§ **YOUR GOAL**: Quote the listing in full, exactly as given, minus any pictures.

Dataset items
==============================
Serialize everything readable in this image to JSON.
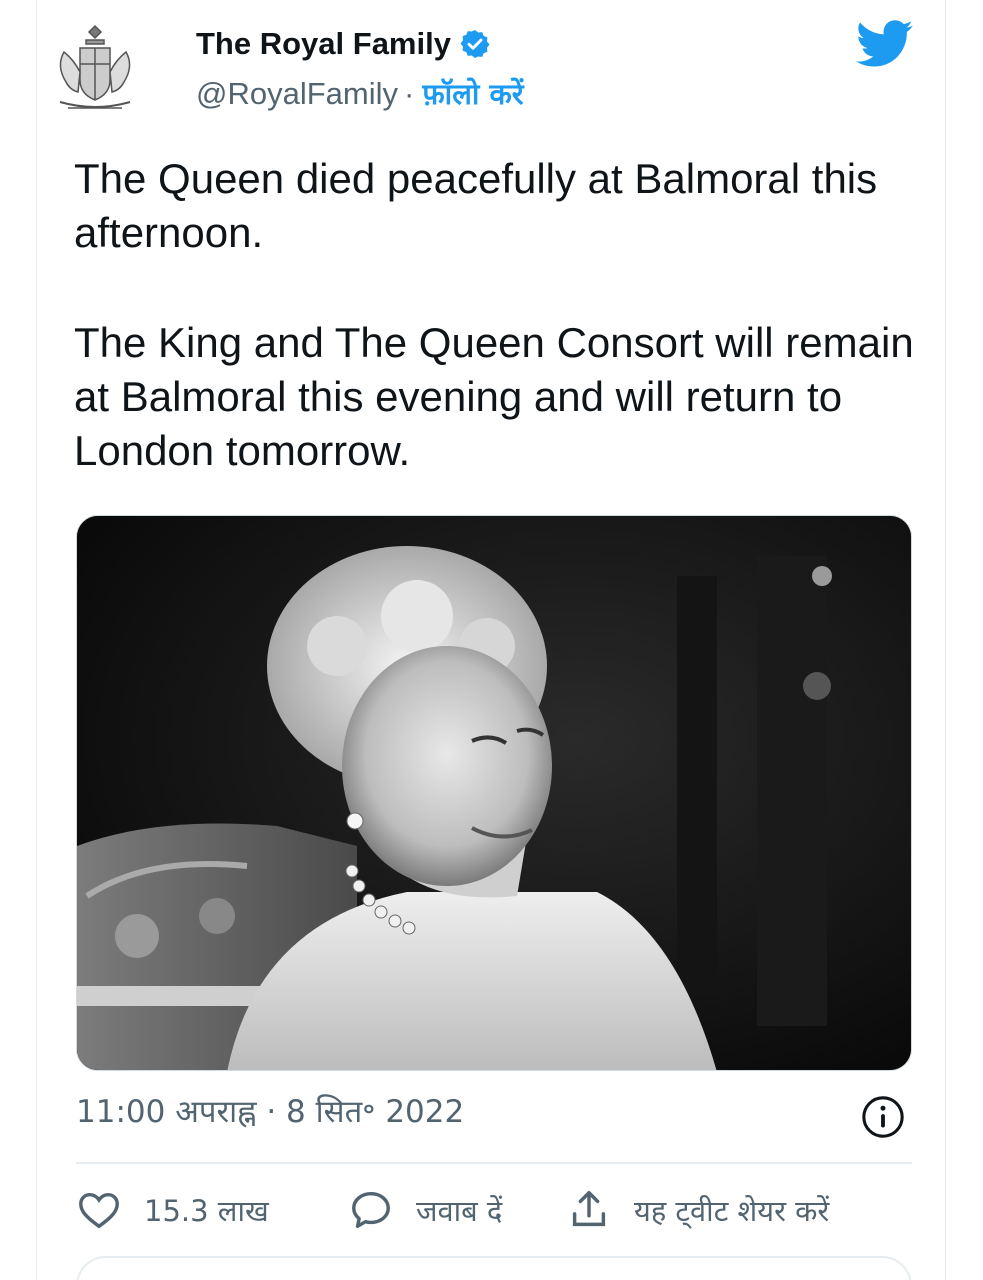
{
  "tweet": {
    "author": {
      "name": "The Royal Family",
      "handle": "@RoyalFamily",
      "separator": "·",
      "follow_label": "फ़ॉलो करें",
      "verified": true,
      "avatar_icon": "royal-coat-of-arms-icon"
    },
    "brand_icon": "twitter-bird-icon",
    "brand_color": "#1d9bf0",
    "text_paragraphs": [
      "The Queen died peacefully at Balmoral this afternoon.",
      "The King and The Queen Consort will remain at Balmoral this evening and will return to London tomorrow."
    ],
    "timestamp": "11:00 अपराह्न · 8 सित॰ 2022",
    "info_icon": "info-icon",
    "actions": {
      "likes": "15.3 लाख",
      "reply_label": "जवाब दें",
      "share_label": "यह ट्वीट शेयर करें"
    }
  }
}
==============================
§ **WRITTEN ANSWER**:
Serialize everything readable in this image to JSON.
{
  "tweet": {
    "author": {
      "name": "The Royal Family",
      "handle": "@RoyalFamily",
      "separator": "·",
      "follow_label": "फ़ॉलो करें",
      "verified": true,
      "avatar_icon": "royal-coat-of-arms-icon"
    },
    "brand_icon": "twitter-bird-icon",
    "brand_color": "#1d9bf0",
    "text_paragraphs": [
      "The Queen died peacefully at Balmoral this afternoon.",
      "The King and The Queen Consort will remain at Balmoral this evening and will return to London tomorrow."
    ],
    "timestamp": "11:00 अपराह्न · 8 सित॰ 2022",
    "info_icon": "info-icon",
    "actions": {
      "likes": "15.3 लाख",
      "reply_label": "जवाब दें",
      "share_label": "यह ट्वीट शेयर करें"
    }
  }
}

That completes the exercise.